## WHAT IS ASKED
Your task is to print all of the data word for word.

Extracted data entries
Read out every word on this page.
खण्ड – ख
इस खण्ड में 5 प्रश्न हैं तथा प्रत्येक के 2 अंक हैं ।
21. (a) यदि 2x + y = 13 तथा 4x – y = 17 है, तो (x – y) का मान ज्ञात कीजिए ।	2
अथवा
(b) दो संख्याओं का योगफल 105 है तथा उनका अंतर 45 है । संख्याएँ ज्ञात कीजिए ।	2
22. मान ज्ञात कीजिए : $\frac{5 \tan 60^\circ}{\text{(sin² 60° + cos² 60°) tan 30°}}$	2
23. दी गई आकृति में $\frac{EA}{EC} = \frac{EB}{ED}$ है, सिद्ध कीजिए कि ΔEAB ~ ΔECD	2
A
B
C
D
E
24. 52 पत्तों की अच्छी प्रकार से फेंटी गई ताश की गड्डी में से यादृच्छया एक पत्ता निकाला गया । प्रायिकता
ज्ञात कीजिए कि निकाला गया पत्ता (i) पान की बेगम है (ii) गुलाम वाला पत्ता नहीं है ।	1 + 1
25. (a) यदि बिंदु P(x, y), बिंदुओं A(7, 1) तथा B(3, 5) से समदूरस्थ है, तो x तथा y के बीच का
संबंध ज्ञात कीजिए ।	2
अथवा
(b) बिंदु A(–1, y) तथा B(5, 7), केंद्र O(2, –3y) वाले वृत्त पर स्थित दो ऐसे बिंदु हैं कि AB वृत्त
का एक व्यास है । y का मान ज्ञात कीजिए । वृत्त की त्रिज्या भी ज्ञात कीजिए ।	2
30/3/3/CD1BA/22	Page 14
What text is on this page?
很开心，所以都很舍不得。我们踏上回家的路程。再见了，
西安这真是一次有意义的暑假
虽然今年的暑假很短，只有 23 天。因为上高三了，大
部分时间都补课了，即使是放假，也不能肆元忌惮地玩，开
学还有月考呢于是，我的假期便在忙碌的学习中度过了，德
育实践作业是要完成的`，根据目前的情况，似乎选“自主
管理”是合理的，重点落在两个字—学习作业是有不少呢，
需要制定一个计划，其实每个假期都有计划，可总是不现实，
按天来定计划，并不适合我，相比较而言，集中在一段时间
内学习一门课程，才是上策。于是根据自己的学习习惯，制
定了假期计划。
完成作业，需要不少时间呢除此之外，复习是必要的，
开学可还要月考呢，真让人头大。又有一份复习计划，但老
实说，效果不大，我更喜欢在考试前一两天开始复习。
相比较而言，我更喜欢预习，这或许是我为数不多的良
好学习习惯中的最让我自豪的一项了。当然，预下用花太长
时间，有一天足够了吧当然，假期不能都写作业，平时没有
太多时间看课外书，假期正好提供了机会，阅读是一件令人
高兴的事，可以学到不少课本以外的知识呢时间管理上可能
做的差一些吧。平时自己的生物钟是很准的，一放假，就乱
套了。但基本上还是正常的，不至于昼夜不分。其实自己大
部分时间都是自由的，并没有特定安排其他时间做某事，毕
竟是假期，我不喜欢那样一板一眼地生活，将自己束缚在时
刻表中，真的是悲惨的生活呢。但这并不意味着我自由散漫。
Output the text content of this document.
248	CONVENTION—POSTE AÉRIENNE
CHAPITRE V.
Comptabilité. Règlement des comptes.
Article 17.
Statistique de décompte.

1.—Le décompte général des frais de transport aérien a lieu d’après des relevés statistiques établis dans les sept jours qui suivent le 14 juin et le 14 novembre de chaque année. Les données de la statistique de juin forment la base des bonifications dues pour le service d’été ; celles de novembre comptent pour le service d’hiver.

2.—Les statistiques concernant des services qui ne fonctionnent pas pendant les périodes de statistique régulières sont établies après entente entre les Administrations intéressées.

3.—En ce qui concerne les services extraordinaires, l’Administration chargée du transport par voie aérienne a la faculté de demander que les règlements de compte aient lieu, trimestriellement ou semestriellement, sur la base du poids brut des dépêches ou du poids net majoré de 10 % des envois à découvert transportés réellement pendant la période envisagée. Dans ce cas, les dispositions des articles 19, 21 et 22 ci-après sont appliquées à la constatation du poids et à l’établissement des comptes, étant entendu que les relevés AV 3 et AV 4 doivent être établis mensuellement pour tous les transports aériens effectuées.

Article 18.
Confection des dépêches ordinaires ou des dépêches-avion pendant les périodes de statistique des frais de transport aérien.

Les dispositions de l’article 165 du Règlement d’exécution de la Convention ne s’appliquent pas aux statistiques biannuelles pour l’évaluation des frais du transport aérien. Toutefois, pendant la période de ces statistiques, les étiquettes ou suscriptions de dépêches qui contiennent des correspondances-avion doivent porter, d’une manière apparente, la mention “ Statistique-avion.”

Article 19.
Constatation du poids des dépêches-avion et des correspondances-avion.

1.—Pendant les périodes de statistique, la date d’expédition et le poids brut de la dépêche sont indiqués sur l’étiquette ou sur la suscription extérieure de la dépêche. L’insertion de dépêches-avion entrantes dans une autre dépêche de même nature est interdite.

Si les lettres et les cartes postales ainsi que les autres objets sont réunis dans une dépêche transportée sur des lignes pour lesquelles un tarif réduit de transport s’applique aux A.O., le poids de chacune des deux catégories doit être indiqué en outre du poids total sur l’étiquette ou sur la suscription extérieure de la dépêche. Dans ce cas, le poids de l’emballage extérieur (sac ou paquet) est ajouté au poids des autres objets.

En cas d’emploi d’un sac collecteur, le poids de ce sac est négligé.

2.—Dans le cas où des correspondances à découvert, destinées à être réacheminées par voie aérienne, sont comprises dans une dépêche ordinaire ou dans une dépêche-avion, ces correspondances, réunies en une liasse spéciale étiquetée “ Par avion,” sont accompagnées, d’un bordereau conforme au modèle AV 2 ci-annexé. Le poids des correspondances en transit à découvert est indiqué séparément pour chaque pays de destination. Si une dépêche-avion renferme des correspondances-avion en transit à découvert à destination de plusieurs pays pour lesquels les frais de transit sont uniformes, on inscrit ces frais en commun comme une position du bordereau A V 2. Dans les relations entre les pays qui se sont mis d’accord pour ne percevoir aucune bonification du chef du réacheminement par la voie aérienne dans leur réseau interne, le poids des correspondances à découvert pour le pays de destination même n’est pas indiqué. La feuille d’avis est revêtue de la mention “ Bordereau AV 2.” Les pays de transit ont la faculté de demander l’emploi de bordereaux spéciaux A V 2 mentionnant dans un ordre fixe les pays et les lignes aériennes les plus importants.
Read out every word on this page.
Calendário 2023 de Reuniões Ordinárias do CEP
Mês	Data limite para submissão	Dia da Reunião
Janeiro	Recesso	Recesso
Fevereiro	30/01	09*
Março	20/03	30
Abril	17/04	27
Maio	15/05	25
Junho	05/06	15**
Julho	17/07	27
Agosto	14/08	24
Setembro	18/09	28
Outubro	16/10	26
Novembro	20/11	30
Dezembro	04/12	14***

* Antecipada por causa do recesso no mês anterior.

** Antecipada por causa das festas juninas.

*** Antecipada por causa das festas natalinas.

## SOLUTION
Read out every word on this page.
खण्ड – ख
इस खण्ड में 5 प्रश्न हैं तथा प्रत्येक के 2 अंक हैं ।
21. (a) यदि 2x + y = 13 तथा 4x – y = 17 है, तो (x – y) का मान ज्ञात कीजिए ।	2
अथवा
(b) दो संख्याओं का योगफल 105 है तथा उनका अंतर 45 है । संख्याएँ ज्ञात कीजिए ।	2
22. मान ज्ञात कीजिए : $\frac{5 \tan 60^\circ}{\text{(sin² 60° + cos² 60°) tan 30°}}$	2
23. दी गई आकृति में $\frac{EA}{EC} = \frac{EB}{ED}$ है, सिद्ध कीजिए कि ΔEAB ~ ΔECD	2
A
B
C
D
E
24. 52 पत्तों की अच्छी प्रकार से फेंटी गई ताश की गड्डी में से यादृच्छया एक पत्ता निकाला गया । प्रायिकता
ज्ञात कीजिए कि निकाला गया पत्ता (i) पान की बेगम है (ii) गुलाम वाला पत्ता नहीं है ।	1 + 1
25. (a) यदि बिंदु P(x, y), बिंदुओं A(7, 1) तथा B(3, 5) से समदूरस्थ है, तो x तथा y के बीच का
संबंध ज्ञात कीजिए ।	2
अथवा
(b) बिंदु A(–1, y) तथा B(5, 7), केंद्र O(2, –3y) वाले वृत्त पर स्थित दो ऐसे बिंदु हैं कि AB वृत्त
का एक व्यास है । y का मान ज्ञात कीजिए । वृत्त की त्रिज्या भी ज्ञात कीजिए ।	2
30/3/3/CD1BA/22	Page 14
What text is on this page?
很开心，所以都很舍不得。我们踏上回家的路程。再见了，
西安这真是一次有意义的暑假
虽然今年的暑假很短，只有 23 天。因为上高三了，大
部分时间都补课了，即使是放假，也不能肆元忌惮地玩，开
学还有月考呢于是，我的假期便在忙碌的学习中度过了，德
育实践作业是要完成的`，根据目前的情况，似乎选“自主
管理”是合理的，重点落在两个字—学习作业是有不少呢，
需要制定一个计划，其实每个假期都有计划，可总是不现实，
按天来定计划，并不适合我，相比较而言，集中在一段时间
内学习一门课程，才是上策。于是根据自己的学习习惯，制
定了假期计划。
完成作业，需要不少时间呢除此之外，复习是必要的，
开学可还要月考呢，真让人头大。又有一份复习计划，但老
实说，效果不大，我更喜欢在考试前一两天开始复习。
相比较而言，我更喜欢预习，这或许是我为数不多的良
好学习习惯中的最让我自豪的一项了。当然，预下用花太长
时间，有一天足够了吧当然，假期不能都写作业，平时没有
太多时间看课外书，假期正好提供了机会，阅读是一件令人
高兴的事，可以学到不少课本以外的知识呢时间管理上可能
做的差一些吧。平时自己的生物钟是很准的，一放假，就乱
套了。但基本上还是正常的，不至于昼夜不分。其实自己大
部分时间都是自由的，并没有特定安排其他时间做某事，毕
竟是假期，我不喜欢那样一板一眼地生活，将自己束缚在时
刻表中，真的是悲惨的生活呢。但这并不意味着我自由散漫。
Output the text content of this document.
248	CONVENTION—POSTE AÉRIENNE
CHAPITRE V.
Comptabilité. Règlement des comptes.
Article 17.
Statistique de décompte.

1.—Le décompte général des frais de transport aérien a lieu d’après des relevés statistiques établis dans les sept jours qui suivent le 14 juin et le 14 novembre de chaque année. Les données de la statistique de juin forment la base des bonifications dues pour le service d’été ; celles de novembre comptent pour le service d’hiver.

2.—Les statistiques concernant des services qui ne fonctionnent pas pendant les périodes de statistique régulières sont établies après entente entre les Administrations intéressées.

3.—En ce qui concerne les services extraordinaires, l’Administration chargée du transport par voie aérienne a la faculté de demander que les règlements de compte aient lieu, trimestriellement ou semestriellement, sur la base du poids brut des dépêches ou du poids net majoré de 10 % des envois à découvert transportés réellement pendant la période envisagée. Dans ce cas, les dispositions des articles 19, 21 et 22 ci-après sont appliquées à la constatation du poids et à l’établissement des comptes, étant entendu que les relevés AV 3 et AV 4 doivent être établis mensuellement pour tous les transports aériens effectuées.

Article 18.
Confection des dépêches ordinaires ou des dépêches-avion pendant les périodes de statistique des frais de transport aérien.

Les dispositions de l’article 165 du Règlement d’exécution de la Convention ne s’appliquent pas aux statistiques biannuelles pour l’évaluation des frais du transport aérien. Toutefois, pendant la période de ces statistiques, les étiquettes ou suscriptions de dépêches qui contiennent des correspondances-avion doivent porter, d’une manière apparente, la mention “ Statistique-avion.”

Article 19.
Constatation du poids des dépêches-avion et des correspondances-avion.

1.—Pendant les périodes de statistique, la date d’expédition et le poids brut de la dépêche sont indiqués sur l’étiquette ou sur la suscription extérieure de la dépêche. L’insertion de dépêches-avion entrantes dans une autre dépêche de même nature est interdite.

Si les lettres et les cartes postales ainsi que les autres objets sont réunis dans une dépêche transportée sur des lignes pour lesquelles un tarif réduit de transport s’applique aux A.O., le poids de chacune des deux catégories doit être indiqué en outre du poids total sur l’étiquette ou sur la suscription extérieure de la dépêche. Dans ce cas, le poids de l’emballage extérieur (sac ou paquet) est ajouté au poids des autres objets.

En cas d’emploi d’un sac collecteur, le poids de ce sac est négligé.

2.—Dans le cas où des correspondances à découvert, destinées à être réacheminées par voie aérienne, sont comprises dans une dépêche ordinaire ou dans une dépêche-avion, ces correspondances, réunies en une liasse spéciale étiquetée “ Par avion,” sont accompagnées, d’un bordereau conforme au modèle AV 2 ci-annexé. Le poids des correspondances en transit à découvert est indiqué séparément pour chaque pays de destination. Si une dépêche-avion renferme des correspondances-avion en transit à découvert à destination de plusieurs pays pour lesquels les frais de transit sont uniformes, on inscrit ces frais en commun comme une position du bordereau A V 2. Dans les relations entre les pays qui se sont mis d’accord pour ne percevoir aucune bonification du chef du réacheminement par la voie aérienne dans leur réseau interne, le poids des correspondances à découvert pour le pays de destination même n’est pas indiqué. La feuille d’avis est revêtue de la mention “ Bordereau AV 2.” Les pays de transit ont la faculté de demander l’emploi de bordereaux spéciaux A V 2 mentionnant dans un ordre fixe les pays et les lignes aériennes les plus importants.
Read out every word on this page.
Calendário 2023 de Reuniões Ordinárias do CEP
Mês	Data limite para submissão	Dia da Reunião
Janeiro	Recesso	Recesso
Fevereiro	30/01	09*
Março	20/03	30
Abril	17/04	27
Maio	15/05	25
Junho	05/06	15**
Julho	17/07	27
Agosto	14/08	24
Setembro	18/09	28
Outubro	16/10	26
Novembro	20/11	30
Dezembro	04/12	14***

* Antecipada por causa do recesso no mês anterior.

** Antecipada por causa das festas juninas.

*** Antecipada por causa das festas natalinas.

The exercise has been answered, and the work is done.